Data excerpts
- - - - -

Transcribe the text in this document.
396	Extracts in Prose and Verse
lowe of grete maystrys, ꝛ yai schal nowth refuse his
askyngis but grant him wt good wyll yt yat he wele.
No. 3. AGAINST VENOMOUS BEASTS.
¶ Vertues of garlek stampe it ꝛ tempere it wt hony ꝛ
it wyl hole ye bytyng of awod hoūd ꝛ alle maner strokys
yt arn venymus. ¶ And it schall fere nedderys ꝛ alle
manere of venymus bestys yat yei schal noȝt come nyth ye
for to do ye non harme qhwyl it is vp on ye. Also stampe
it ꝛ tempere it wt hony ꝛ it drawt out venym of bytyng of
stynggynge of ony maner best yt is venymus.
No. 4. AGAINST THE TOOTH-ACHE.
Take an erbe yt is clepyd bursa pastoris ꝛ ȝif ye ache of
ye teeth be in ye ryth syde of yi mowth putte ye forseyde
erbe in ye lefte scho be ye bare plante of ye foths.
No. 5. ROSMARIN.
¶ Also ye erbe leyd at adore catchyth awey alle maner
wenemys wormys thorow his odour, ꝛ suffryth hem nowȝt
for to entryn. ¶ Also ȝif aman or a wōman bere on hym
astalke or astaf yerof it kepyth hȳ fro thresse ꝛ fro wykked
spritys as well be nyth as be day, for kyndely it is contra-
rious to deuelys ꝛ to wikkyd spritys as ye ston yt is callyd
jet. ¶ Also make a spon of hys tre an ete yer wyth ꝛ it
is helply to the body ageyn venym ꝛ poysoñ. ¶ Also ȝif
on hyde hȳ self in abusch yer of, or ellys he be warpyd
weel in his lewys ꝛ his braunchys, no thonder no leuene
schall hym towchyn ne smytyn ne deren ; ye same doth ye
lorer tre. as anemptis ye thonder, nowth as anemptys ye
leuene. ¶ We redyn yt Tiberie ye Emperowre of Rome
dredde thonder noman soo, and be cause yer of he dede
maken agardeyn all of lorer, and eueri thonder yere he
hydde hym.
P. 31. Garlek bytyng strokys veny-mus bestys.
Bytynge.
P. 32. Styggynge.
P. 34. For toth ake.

- - - - -

## Set problem
Your task is to transcribe the listing above in full, exactly as given.

## Final result
Transcribe the text in this document.
396	Extracts in Prose and Verse
lowe of grete maystrys, ꝛ yai schal nowth refuse his
askyngis but grant him wt good wyll yt yat he wele.
No. 3. AGAINST VENOMOUS BEASTS.
¶ Vertues of garlek stampe it ꝛ tempere it wt hony ꝛ
it wyl hole ye bytyng of awod hoūd ꝛ alle maner strokys
yt arn venymus. ¶ And it schall fere nedderys ꝛ alle
manere of venymus bestys yat yei schal noȝt come nyth ye
for to do ye non harme qhwyl it is vp on ye. Also stampe
it ꝛ tempere it wt hony ꝛ it drawt out venym of bytyng of
stynggynge of ony maner best yt is venymus.
No. 4. AGAINST THE TOOTH-ACHE.
Take an erbe yt is clepyd bursa pastoris ꝛ ȝif ye ache of
ye teeth be in ye ryth syde of yi mowth putte ye forseyde
erbe in ye lefte scho be ye bare plante of ye foths.
No. 5. ROSMARIN.
¶ Also ye erbe leyd at adore catchyth awey alle maner
wenemys wormys thorow his odour, ꝛ suffryth hem nowȝt
for to entryn. ¶ Also ȝif aman or a wōman bere on hym
astalke or astaf yerof it kepyth hȳ fro thresse ꝛ fro wykked
spritys as well be nyth as be day, for kyndely it is contra-
rious to deuelys ꝛ to wikkyd spritys as ye ston yt is callyd
jet. ¶ Also make a spon of hys tre an ete yer wyth ꝛ it
is helply to the body ageyn venym ꝛ poysoñ. ¶ Also ȝif
on hyde hȳ self in abusch yer of, or ellys he be warpyd
weel in his lewys ꝛ his braunchys, no thonder no leuene
schall hym towchyn ne smytyn ne deren ; ye same doth ye
lorer tre. as anemptis ye thonder, nowth as anemptys ye
leuene. ¶ We redyn yt Tiberie ye Emperowre of Rome
dredde thonder noman soo, and be cause yer of he dede
maken agardeyn all of lorer, and eueri thonder yere he
hydde hym.
P. 31. Garlek bytyng strokys veny-mus bestys.
Bytynge.
P. 32. Styggynge.
P. 34. For toth ake.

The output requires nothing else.